_Task details_. Send back every record exactly.

Material for this task Block Start

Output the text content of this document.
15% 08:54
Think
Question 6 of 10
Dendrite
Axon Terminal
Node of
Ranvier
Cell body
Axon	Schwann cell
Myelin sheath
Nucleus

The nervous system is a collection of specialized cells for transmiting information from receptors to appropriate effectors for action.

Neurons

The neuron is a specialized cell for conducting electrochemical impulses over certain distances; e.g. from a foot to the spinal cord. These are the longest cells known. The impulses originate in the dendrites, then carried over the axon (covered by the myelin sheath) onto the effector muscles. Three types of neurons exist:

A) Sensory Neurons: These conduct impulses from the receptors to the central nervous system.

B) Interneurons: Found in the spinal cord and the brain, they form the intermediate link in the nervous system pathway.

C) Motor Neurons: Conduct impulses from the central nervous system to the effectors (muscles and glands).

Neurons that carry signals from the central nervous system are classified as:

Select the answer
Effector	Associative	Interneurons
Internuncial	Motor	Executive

Material for this task Block End

_Solution for this problem_.
Output the text content of this document.
15% 08:54
Think
Question 6 of 10
Dendrite
Axon Terminal
Node of
Ranvier
Cell body
Axon	Schwann cell
Myelin sheath
Nucleus

The nervous system is a collection of specialized cells for transmiting information from receptors to appropriate effectors for action.

Neurons

The neuron is a specialized cell for conducting electrochemical impulses over certain distances; e.g. from a foot to the spinal cord. These are the longest cells known. The impulses originate in the dendrites, then carried over the axon (covered by the myelin sheath) onto the effector muscles. Three types of neurons exist:

A) Sensory Neurons: These conduct impulses from the receptors to the central nervous system.

B) Interneurons: Found in the spinal cord and the brain, they form the intermediate link in the nervous system pathway.

C) Motor Neurons: Conduct impulses from the central nervous system to the effectors (muscles and glands).

Neurons that carry signals from the central nervous system are classified as:

Select the answer
Effector	Associative	Interneurons
Internuncial	Motor	Executive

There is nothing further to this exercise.